> _What you are asked to do_: Reproduce every row below without changing anything, keeping each one on its own line.

> _Records provided_:
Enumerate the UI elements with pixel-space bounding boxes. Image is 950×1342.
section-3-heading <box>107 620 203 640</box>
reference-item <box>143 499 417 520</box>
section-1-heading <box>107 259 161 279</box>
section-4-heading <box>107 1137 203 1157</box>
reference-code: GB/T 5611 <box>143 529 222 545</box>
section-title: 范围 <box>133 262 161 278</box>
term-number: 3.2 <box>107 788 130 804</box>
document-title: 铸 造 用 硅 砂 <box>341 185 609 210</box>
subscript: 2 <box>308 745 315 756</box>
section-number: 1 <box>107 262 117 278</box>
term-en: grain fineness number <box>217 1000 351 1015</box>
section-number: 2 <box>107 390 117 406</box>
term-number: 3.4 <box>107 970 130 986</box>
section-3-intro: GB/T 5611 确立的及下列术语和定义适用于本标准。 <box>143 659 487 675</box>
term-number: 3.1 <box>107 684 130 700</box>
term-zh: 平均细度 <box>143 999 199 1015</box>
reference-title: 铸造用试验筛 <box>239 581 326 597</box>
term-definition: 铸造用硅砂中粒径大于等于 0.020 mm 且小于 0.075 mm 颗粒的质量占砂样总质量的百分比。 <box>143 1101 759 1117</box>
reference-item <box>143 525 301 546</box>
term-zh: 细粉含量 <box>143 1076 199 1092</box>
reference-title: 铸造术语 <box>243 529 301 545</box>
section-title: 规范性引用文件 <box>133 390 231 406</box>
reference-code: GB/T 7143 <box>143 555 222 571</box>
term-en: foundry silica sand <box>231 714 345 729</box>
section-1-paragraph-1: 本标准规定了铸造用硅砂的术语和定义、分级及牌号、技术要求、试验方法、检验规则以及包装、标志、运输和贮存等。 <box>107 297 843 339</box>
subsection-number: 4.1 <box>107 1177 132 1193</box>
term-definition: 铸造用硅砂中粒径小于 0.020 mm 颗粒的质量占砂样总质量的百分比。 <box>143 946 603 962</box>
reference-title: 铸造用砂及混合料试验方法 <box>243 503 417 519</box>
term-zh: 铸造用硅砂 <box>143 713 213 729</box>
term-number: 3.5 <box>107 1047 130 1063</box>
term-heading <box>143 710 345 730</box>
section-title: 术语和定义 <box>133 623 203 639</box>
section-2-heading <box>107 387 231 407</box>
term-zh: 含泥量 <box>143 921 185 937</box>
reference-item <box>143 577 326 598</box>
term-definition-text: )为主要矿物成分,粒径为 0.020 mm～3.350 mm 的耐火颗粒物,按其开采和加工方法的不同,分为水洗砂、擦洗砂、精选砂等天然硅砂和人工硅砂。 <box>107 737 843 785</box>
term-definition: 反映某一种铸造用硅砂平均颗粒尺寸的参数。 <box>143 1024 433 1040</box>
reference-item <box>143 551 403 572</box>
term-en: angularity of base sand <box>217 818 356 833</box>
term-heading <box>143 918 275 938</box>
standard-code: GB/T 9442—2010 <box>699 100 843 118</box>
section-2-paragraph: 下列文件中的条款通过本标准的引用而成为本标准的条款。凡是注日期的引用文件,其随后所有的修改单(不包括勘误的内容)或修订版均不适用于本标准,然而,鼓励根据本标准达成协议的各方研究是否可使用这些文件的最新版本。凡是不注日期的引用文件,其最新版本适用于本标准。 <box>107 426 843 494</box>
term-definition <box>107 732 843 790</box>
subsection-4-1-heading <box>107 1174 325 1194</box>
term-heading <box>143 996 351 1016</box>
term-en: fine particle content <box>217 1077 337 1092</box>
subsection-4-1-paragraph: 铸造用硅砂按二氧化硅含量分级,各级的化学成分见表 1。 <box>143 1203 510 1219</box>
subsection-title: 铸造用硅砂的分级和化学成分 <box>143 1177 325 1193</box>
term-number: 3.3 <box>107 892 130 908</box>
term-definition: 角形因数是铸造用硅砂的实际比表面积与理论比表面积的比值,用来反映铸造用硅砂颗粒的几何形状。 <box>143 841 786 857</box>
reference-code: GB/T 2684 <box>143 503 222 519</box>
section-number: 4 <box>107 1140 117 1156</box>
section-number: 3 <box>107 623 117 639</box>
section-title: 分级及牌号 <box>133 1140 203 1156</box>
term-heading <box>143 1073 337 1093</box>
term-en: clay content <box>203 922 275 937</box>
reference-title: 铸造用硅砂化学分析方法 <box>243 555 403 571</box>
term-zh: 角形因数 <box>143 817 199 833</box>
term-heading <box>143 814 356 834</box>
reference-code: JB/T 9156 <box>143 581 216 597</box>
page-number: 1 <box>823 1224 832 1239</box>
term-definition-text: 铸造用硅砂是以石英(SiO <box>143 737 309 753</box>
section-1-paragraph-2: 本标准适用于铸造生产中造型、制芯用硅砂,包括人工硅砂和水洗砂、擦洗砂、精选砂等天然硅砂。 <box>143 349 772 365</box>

> _Result of the exercise_:
Enumerate the UI elements with pixel-space bounding boxes. Image is 950×1342.
section-3-heading <box>107 620 203 640</box>
reference-item <box>143 499 417 520</box>
section-1-heading <box>107 259 161 279</box>
section-4-heading <box>107 1137 203 1157</box>
reference-code: GB/T 5611 <box>143 529 222 545</box>
section-title: 范围 <box>133 262 161 278</box>
term-number: 3.2 <box>107 788 130 804</box>
document-title: 铸 造 用 硅 砂 <box>341 185 609 210</box>
subscript: 2 <box>308 745 315 756</box>
section-number: 1 <box>107 262 117 278</box>
term-en: grain fineness number <box>217 1000 351 1015</box>
section-number: 2 <box>107 390 117 406</box>
term-number: 3.4 <box>107 970 130 986</box>
section-3-intro: GB/T 5611 确立的及下列术语和定义适用于本标准。 <box>143 659 487 675</box>
term-number: 3.1 <box>107 684 130 700</box>
term-zh: 平均细度 <box>143 999 199 1015</box>
reference-title: 铸造用试验筛 <box>239 581 326 597</box>
term-definition: 铸造用硅砂中粒径大于等于 0.020 mm 且小于 0.075 mm 颗粒的质量占砂样总质量的百分比。 <box>143 1101 759 1117</box>
reference-item <box>143 525 301 546</box>
term-zh: 细粉含量 <box>143 1076 199 1092</box>
reference-title: 铸造术语 <box>243 529 301 545</box>
section-title: 规范性引用文件 <box>133 390 231 406</box>
reference-code: GB/T 7143 <box>143 555 222 571</box>
term-en: foundry silica sand <box>231 714 345 729</box>
section-1-paragraph-1: 本标准规定了铸造用硅砂的术语和定义、分级及牌号、技术要求、试验方法、检验规则以及包装、标志、运输和贮存等。 <box>107 297 843 339</box>
subsection-number: 4.1 <box>107 1177 132 1193</box>
term-definition: 铸造用硅砂中粒径小于 0.020 mm 颗粒的质量占砂样总质量的百分比。 <box>143 946 603 962</box>
reference-title: 铸造用砂及混合料试验方法 <box>243 503 417 519</box>
term-zh: 铸造用硅砂 <box>143 713 213 729</box>
term-number: 3.5 <box>107 1047 130 1063</box>
term-heading <box>143 710 345 730</box>
section-title: 术语和定义 <box>133 623 203 639</box>
section-2-heading <box>107 387 231 407</box>
term-zh: 含泥量 <box>143 921 185 937</box>
reference-item <box>143 577 326 598</box>
term-definition-text: )为主要矿物成分,粒径为 0.020 mm～3.350 mm 的耐火颗粒物,按其开采和加工方法的不同,分为水洗砂、擦洗砂、精选砂等天然硅砂和人工硅砂。 <box>107 737 843 785</box>
term-definition: 反映某一种铸造用硅砂平均颗粒尺寸的参数。 <box>143 1024 433 1040</box>
reference-item <box>143 551 403 572</box>
term-en: angularity of base sand <box>217 818 356 833</box>
term-heading <box>143 918 275 938</box>
standard-code: GB/T 9442—2010 <box>699 100 843 118</box>
section-2-paragraph: 下列文件中的条款通过本标准的引用而成为本标准的条款。凡是注日期的引用文件,其随后所有的修改单(不包括勘误的内容)或修订版均不适用于本标准,然而,鼓励根据本标准达成协议的各方研究是否可使用这些文件的最新版本。凡是不注日期的引用文件,其最新版本适用于本标准。 <box>107 426 843 494</box>
term-definition <box>107 732 843 790</box>
subsection-4-1-heading <box>107 1174 325 1194</box>
term-heading <box>143 996 351 1016</box>
term-en: fine particle content <box>217 1077 337 1092</box>
subsection-4-1-paragraph: 铸造用硅砂按二氧化硅含量分级,各级的化学成分见表 1。 <box>143 1203 510 1219</box>
subsection-title: 铸造用硅砂的分级和化学成分 <box>143 1177 325 1193</box>
term-number: 3.3 <box>107 892 130 908</box>
term-definition: 角形因数是铸造用硅砂的实际比表面积与理论比表面积的比值,用来反映铸造用硅砂颗粒的几何形状。 <box>143 841 786 857</box>
reference-code: GB/T 2684 <box>143 503 222 519</box>
section-number: 4 <box>107 1140 117 1156</box>
section-number: 3 <box>107 623 117 639</box>
section-title: 分级及牌号 <box>133 1140 203 1156</box>
term-heading <box>143 1073 337 1093</box>
term-en: clay content <box>203 922 275 937</box>
reference-title: 铸造用硅砂化学分析方法 <box>243 555 403 571</box>
term-zh: 角形因数 <box>143 817 199 833</box>
term-heading <box>143 814 356 834</box>
reference-code: JB/T 9156 <box>143 581 216 597</box>
page-number: 1 <box>823 1224 832 1239</box>
term-definition-text: 铸造用硅砂是以石英(SiO <box>143 737 309 753</box>
section-1-paragraph-2: 本标准适用于铸造生产中造型、制芯用硅砂,包括人工硅砂和水洗砂、擦洗砂、精选砂等天然硅砂。 <box>143 349 772 365</box>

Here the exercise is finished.